Transcribe the listing that follows in full, omitting pictures.

>> Begin Material shown

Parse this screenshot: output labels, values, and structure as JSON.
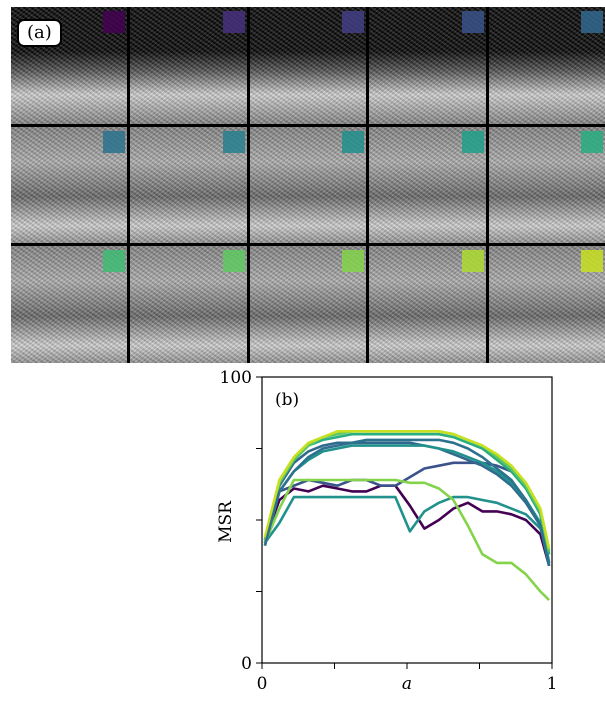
{
  "panel_a": {
    "label": "(a)",
    "rows": 3,
    "cols": 5,
    "swatch_colors": [
      "#440154",
      "#46307e",
      "#433e85",
      "#3b528b",
      "#31688e",
      "#2c728e",
      "#27808e",
      "#21918c",
      "#1fa088",
      "#28ae80",
      "#3fbc73",
      "#5ec962",
      "#84d44b",
      "#addc30",
      "#c8e020"
    ],
    "tile_colors": {
      "sky": "#0b0b0b",
      "foliage": "#8a8a8a",
      "highlight": "#d8d8d8"
    }
  },
  "chart_data": {
    "type": "line",
    "panel_label": "(b)",
    "xlabel": "a",
    "ylabel": "MSR",
    "xlim": [
      0,
      1
    ],
    "ylim": [
      0,
      100
    ],
    "x_ticks": [
      0,
      0.25,
      0.5,
      0.75,
      1
    ],
    "x_tick_labels": [
      "0",
      "",
      "a",
      "",
      "1"
    ],
    "y_ticks": [
      0,
      25,
      50,
      75,
      100
    ],
    "y_tick_labels": [
      "0",
      "",
      "",
      "",
      "100"
    ],
    "grid": false,
    "x": [
      0.01,
      0.06,
      0.11,
      0.16,
      0.21,
      0.26,
      0.31,
      0.36,
      0.41,
      0.46,
      0.51,
      0.56,
      0.61,
      0.66,
      0.71,
      0.76,
      0.81,
      0.86,
      0.91,
      0.96,
      0.99
    ],
    "series": [
      {
        "color": "#440154",
        "values": [
          43,
          57,
          61,
          60,
          62,
          61,
          60,
          60,
          62,
          62,
          55,
          47,
          50,
          54,
          56,
          53,
          53,
          52,
          50,
          45,
          34
        ]
      },
      {
        "color": "#3b528b",
        "values": [
          42,
          60,
          62,
          64,
          63,
          62,
          64,
          64,
          62,
          62,
          65,
          68,
          69,
          70,
          70,
          70,
          69,
          67,
          62,
          52,
          35
        ]
      },
      {
        "color": "#31688e",
        "values": [
          42,
          62,
          70,
          74,
          76,
          77,
          77,
          77,
          77,
          77,
          77,
          76,
          75,
          73,
          71,
          69,
          66,
          62,
          56,
          48,
          34
        ]
      },
      {
        "color": "#21918c",
        "values": [
          41,
          60,
          67,
          71,
          74,
          75,
          76,
          76,
          76,
          76,
          76,
          76,
          75,
          74,
          72,
          70,
          67,
          63,
          57,
          49,
          35
        ]
      },
      {
        "color": "#21918c",
        "values": [
          42,
          49,
          58,
          58,
          58,
          58,
          58,
          58,
          58,
          58,
          46,
          53,
          56,
          58,
          58,
          57,
          56,
          54,
          52,
          47,
          38
        ]
      },
      {
        "color": "#28ae80",
        "values": [
          43,
          63,
          71,
          76,
          78,
          79,
          80,
          80,
          80,
          80,
          80,
          80,
          80,
          79,
          77,
          75,
          71,
          67,
          61,
          52,
          38
        ]
      },
      {
        "color": "#5ec962",
        "values": [
          43,
          63,
          71,
          76,
          79,
          80,
          81,
          81,
          81,
          81,
          81,
          81,
          81,
          80,
          78,
          76,
          72,
          68,
          62,
          53,
          39
        ]
      },
      {
        "color": "#84d44b",
        "values": [
          42,
          54,
          64,
          64,
          64,
          64,
          64,
          64,
          64,
          64,
          63,
          63,
          61,
          57,
          48,
          38,
          35,
          35,
          31,
          25,
          22
        ]
      },
      {
        "color": "#c8e020",
        "values": [
          44,
          64,
          72,
          77,
          79,
          81,
          81,
          81,
          81,
          81,
          81,
          81,
          81,
          80,
          78,
          76,
          73,
          69,
          63,
          54,
          40
        ]
      },
      {
        "color": "#2c728e",
        "values": [
          41,
          60,
          67,
          72,
          75,
          76,
          77,
          78,
          78,
          78,
          78,
          78,
          78,
          77,
          75,
          72,
          68,
          64,
          57,
          48,
          34
        ]
      }
    ]
  }
}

>> End Material shown

• **Written reply**
Parse this screenshot: output labels, values, and structure as JSON.
{
  "panel_a": {
    "label": "(a)",
    "rows": 3,
    "cols": 5,
    "swatch_colors": [
      "#440154",
      "#46307e",
      "#433e85",
      "#3b528b",
      "#31688e",
      "#2c728e",
      "#27808e",
      "#21918c",
      "#1fa088",
      "#28ae80",
      "#3fbc73",
      "#5ec962",
      "#84d44b",
      "#addc30",
      "#c8e020"
    ],
    "tile_colors": {
      "sky": "#0b0b0b",
      "foliage": "#8a8a8a",
      "highlight": "#d8d8d8"
    }
  },
  "chart_data": {
    "type": "line",
    "panel_label": "(b)",
    "xlabel": "a",
    "ylabel": "MSR",
    "xlim": [
      0,
      1
    ],
    "ylim": [
      0,
      100
    ],
    "x_ticks": [
      0,
      0.25,
      0.5,
      0.75,
      1
    ],
    "x_tick_labels": [
      "0",
      "",
      "a",
      "",
      "1"
    ],
    "y_ticks": [
      0,
      25,
      50,
      75,
      100
    ],
    "y_tick_labels": [
      "0",
      "",
      "",
      "",
      "100"
    ],
    "grid": false,
    "x": [
      0.01,
      0.06,
      0.11,
      0.16,
      0.21,
      0.26,
      0.31,
      0.36,
      0.41,
      0.46,
      0.51,
      0.56,
      0.61,
      0.66,
      0.71,
      0.76,
      0.81,
      0.86,
      0.91,
      0.96,
      0.99
    ],
    "series": [
      {
        "color": "#440154",
        "values": [
          43,
          57,
          61,
          60,
          62,
          61,
          60,
          60,
          62,
          62,
          55,
          47,
          50,
          54,
          56,
          53,
          53,
          52,
          50,
          45,
          34
        ]
      },
      {
        "color": "#3b528b",
        "values": [
          42,
          60,
          62,
          64,
          63,
          62,
          64,
          64,
          62,
          62,
          65,
          68,
          69,
          70,
          70,
          70,
          69,
          67,
          62,
          52,
          35
        ]
      },
      {
        "color": "#31688e",
        "values": [
          42,
          62,
          70,
          74,
          76,
          77,
          77,
          77,
          77,
          77,
          77,
          76,
          75,
          73,
          71,
          69,
          66,
          62,
          56,
          48,
          34
        ]
      },
      {
        "color": "#21918c",
        "values": [
          41,
          60,
          67,
          71,
          74,
          75,
          76,
          76,
          76,
          76,
          76,
          76,
          75,
          74,
          72,
          70,
          67,
          63,
          57,
          49,
          35
        ]
      },
      {
        "color": "#21918c",
        "values": [
          42,
          49,
          58,
          58,
          58,
          58,
          58,
          58,
          58,
          58,
          46,
          53,
          56,
          58,
          58,
          57,
          56,
          54,
          52,
          47,
          38
        ]
      },
      {
        "color": "#28ae80",
        "values": [
          43,
          63,
          71,
          76,
          78,
          79,
          80,
          80,
          80,
          80,
          80,
          80,
          80,
          79,
          77,
          75,
          71,
          67,
          61,
          52,
          38
        ]
      },
      {
        "color": "#5ec962",
        "values": [
          43,
          63,
          71,
          76,
          79,
          80,
          81,
          81,
          81,
          81,
          81,
          81,
          81,
          80,
          78,
          76,
          72,
          68,
          62,
          53,
          39
        ]
      },
      {
        "color": "#84d44b",
        "values": [
          42,
          54,
          64,
          64,
          64,
          64,
          64,
          64,
          64,
          64,
          63,
          63,
          61,
          57,
          48,
          38,
          35,
          35,
          31,
          25,
          22
        ]
      },
      {
        "color": "#c8e020",
        "values": [
          44,
          64,
          72,
          77,
          79,
          81,
          81,
          81,
          81,
          81,
          81,
          81,
          81,
          80,
          78,
          76,
          73,
          69,
          63,
          54,
          40
        ]
      },
      {
        "color": "#2c728e",
        "values": [
          41,
          60,
          67,
          72,
          75,
          76,
          77,
          78,
          78,
          78,
          78,
          78,
          78,
          77,
          75,
          72,
          68,
          64,
          57,
          48,
          34
        ]
      }
    ]
  }
}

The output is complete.